>> begin Data rows

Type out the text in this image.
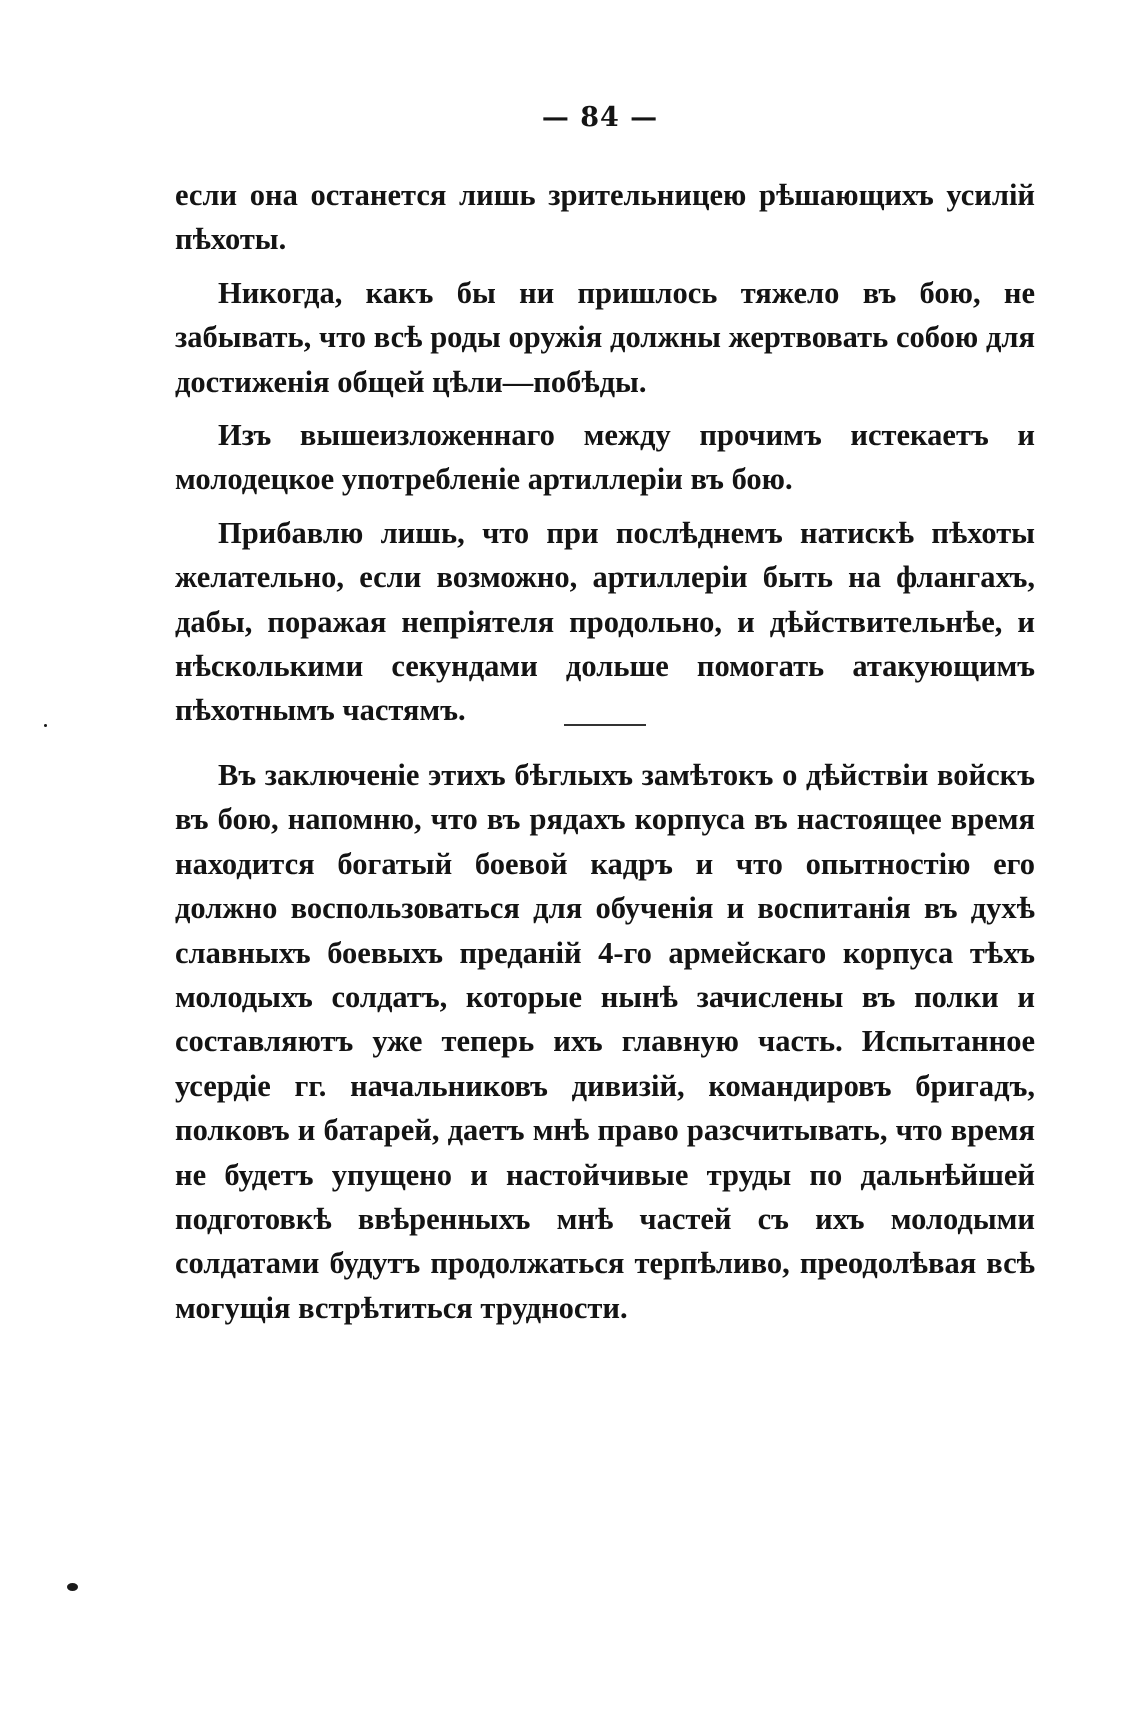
— 84 —

если она останется лишь зрительницею рѣшающихъ усилій пѣхоты.

Никогда, какъ бы ни пришлось тяжело въ бою, не забывать, что всѣ роды оружія должны жертвовать собою для достиженія общей цѣли—побѣды.

Изъ вышеизложеннаго между прочимъ истекаетъ и молодецкое употребленіе артиллеріи въ бою.

Прибавлю лишь, что при послѣднемъ натискѣ пѣхоты желательно, если возможно, артиллеріи быть на флангахъ, дабы, поражая непріятеля продольно, и дѣйствительнѣе, и нѣсколькими секундами дольше помогать атакующимъ пѣхотнымъ частямъ.

Въ заключеніе этихъ бѣглыхъ замѣтокъ о дѣйствіи войскъ въ бою, напомню, что въ рядахъ корпуса въ настоящее время находится богатый боевой кадръ и что опытностію его должно воспользоваться для обученія и воспитанія въ духѣ славныхъ боевыхъ преданій 4-го армейскаго корпуса тѣхъ молодыхъ солдатъ, которые нынѣ зачислены въ полки и составляютъ уже теперь ихъ главную часть. Испытанное усердіе гг. начальниковъ дивизій, командировъ бригадъ, полковъ и батарей, даетъ мнѣ право разсчитывать, что время не будетъ упущено и настойчивые труды по дальнѣйшей подготовкѣ ввѣренныхъ мнѣ частей съ ихъ молодыми солдатами будутъ продолжаться терпѣливо, преодолѣвая всѣ могущія встрѣтиться трудности.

>> end Data rows

• **What this task involves**
From the data, pick out every line that includes "артиллеріи".

• **The solution**
Изъ вышеизложеннаго между прочимъ истекаетъ и молодецкое употребленіе артиллеріи въ бою.
Прибавлю лишь, что при послѣднемъ натискѣ пѣхоты желательно, если возможно, артиллеріи быть на флангахъ, дабы, поражая непріятеля продольно, и дѣйствительнѣе, и нѣсколькими секундами дольше помогать атакующимъ пѣхотнымъ частямъ.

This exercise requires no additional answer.